選定文字:
----

#  > 【園藝苗圃】 圖文創作區 >  > 創作藝想園 >  > 繪圖切磋 >  > [軟體] krita desktop 媲美 PS&Painter

## 火狼

轉貼電腦玩物:作者 esor huang（異塵行者），原文連結：
Krita 免費開源繪圖軟體：替代 Photoshop 與 Painter


對於有電腦繪圖需求的朋友來說，無論你可能是要繪製漫畫、插圖或是各種平面圖像，手邊有沒有好用的繪圖軟體呢？無論 illustrator、 Painter、 Photoshop 都是要價不菲的軟體，但是一直以來也有許多不同的免費選擇。

而今天要介紹的就是一款職業繪圖等級的免費軟體，他的豐富功能不亞於 Painter ，介面也有大家熟悉的 Photoshop 上手感，並且還是一款免費、開源的專業繪圖軟體，他的名字叫做：「 Krita Desktop 」。

「 Krita Desktop 」其實是一款已經發展很多年的繪圖軟體，或許有些朋友早就知道，甚至在自己日常的繪圖工作或練習上採用。

----

資料列:
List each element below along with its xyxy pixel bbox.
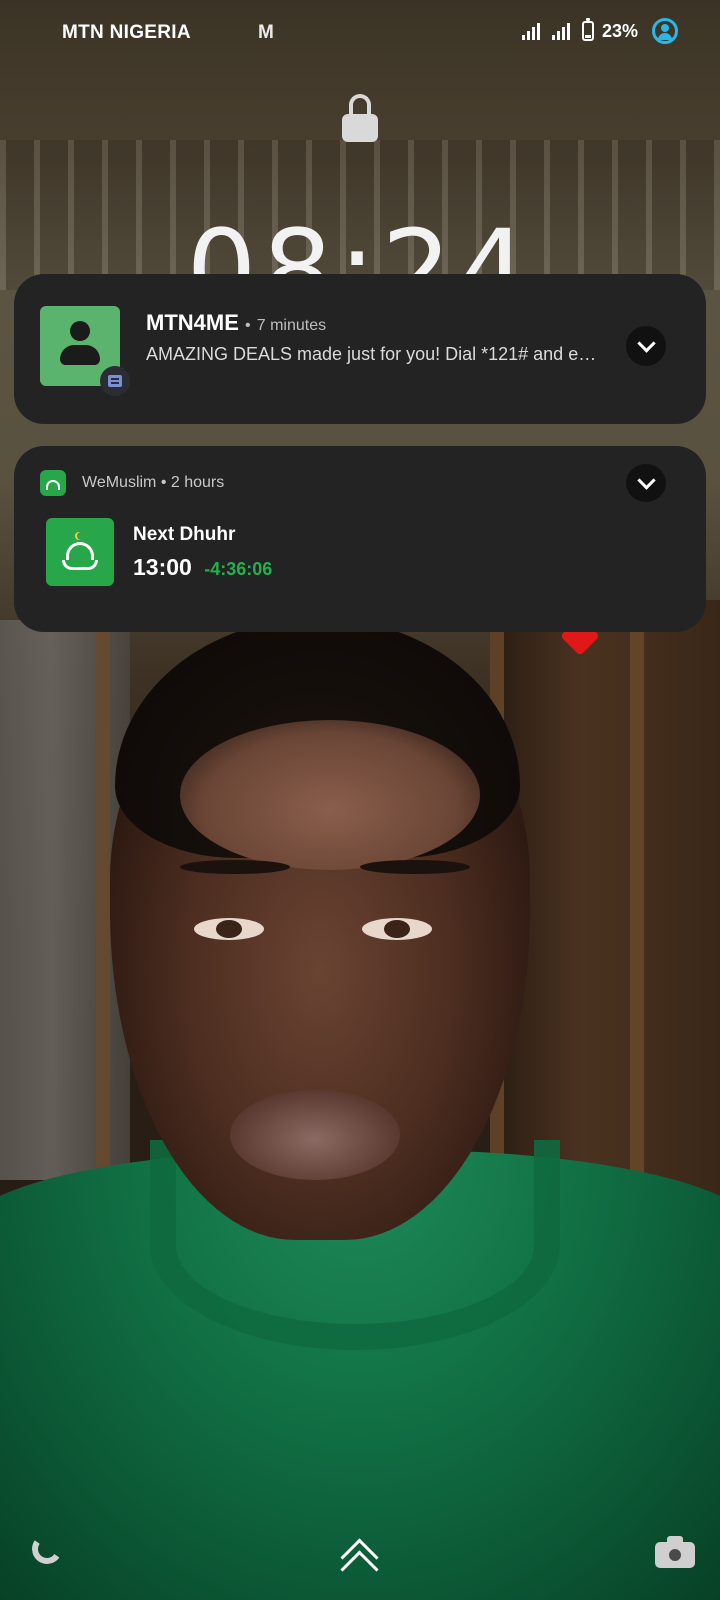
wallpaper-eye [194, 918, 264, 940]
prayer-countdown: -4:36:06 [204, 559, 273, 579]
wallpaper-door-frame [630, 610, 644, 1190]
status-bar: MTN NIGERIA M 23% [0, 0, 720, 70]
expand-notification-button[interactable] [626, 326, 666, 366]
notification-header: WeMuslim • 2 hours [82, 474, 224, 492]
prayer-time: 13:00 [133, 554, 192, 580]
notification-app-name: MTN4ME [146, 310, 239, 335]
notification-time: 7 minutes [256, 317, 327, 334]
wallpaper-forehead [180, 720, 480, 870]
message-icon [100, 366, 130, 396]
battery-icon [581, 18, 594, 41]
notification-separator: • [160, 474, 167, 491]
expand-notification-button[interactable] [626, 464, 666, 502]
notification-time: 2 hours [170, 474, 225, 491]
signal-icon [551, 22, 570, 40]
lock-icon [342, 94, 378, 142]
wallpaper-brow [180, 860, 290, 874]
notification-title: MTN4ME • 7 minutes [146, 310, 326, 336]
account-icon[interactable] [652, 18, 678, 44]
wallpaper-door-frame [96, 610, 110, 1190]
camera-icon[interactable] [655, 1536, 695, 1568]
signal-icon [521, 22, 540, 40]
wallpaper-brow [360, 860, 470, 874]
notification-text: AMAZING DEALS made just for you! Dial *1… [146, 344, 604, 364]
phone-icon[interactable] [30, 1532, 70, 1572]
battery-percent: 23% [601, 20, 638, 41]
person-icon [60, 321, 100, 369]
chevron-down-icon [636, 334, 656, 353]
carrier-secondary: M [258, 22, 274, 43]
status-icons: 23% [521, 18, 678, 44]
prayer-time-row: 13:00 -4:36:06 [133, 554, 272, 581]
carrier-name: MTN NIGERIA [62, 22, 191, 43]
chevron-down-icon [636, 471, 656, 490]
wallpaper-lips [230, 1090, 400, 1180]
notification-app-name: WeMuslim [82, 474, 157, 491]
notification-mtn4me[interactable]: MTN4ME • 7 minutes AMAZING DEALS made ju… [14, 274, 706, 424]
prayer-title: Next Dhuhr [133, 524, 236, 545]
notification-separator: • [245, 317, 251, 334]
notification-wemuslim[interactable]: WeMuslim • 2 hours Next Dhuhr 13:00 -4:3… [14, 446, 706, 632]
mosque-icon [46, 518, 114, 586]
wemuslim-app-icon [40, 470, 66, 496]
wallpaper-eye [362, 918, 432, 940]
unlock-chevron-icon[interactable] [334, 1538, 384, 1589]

----

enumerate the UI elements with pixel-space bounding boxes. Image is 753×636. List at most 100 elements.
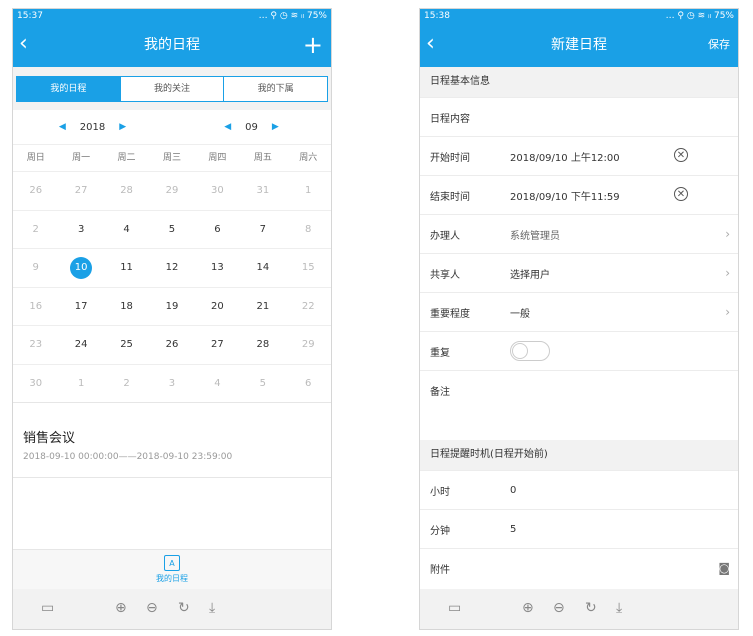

----

你的任務:
1) 根據這篇介紹 Krita 的文章，Krita Desktop 為何能替代 Painter 與 Photoshop？請用一到三句說明。
2) 從記錄中擷取一段內容，自含有「List each element」的那一行開始，到含有「status-bar: MTN NIGERIA M 23% [0, 0, 720, 70]」的那一行結束，頭尾兩行都包括在內，並略去其中的圖片。

回答列表:
1) 文中指出，Krita Desktop 功能豐富，不亞於 Painter。它的介面具有大家熟悉的 Photoshop 上手感，而且是一款免費、開源的專業繪圖軟體。

2)
List each element below along with its xyxy pixel bbox.
wallpaper-eye [194, 918, 264, 940]
prayer-countdown: -4:36:06 [204, 559, 273, 579]
wallpaper-door-frame [630, 610, 644, 1190]
status-bar: MTN NIGERIA M 23% [0, 0, 720, 70]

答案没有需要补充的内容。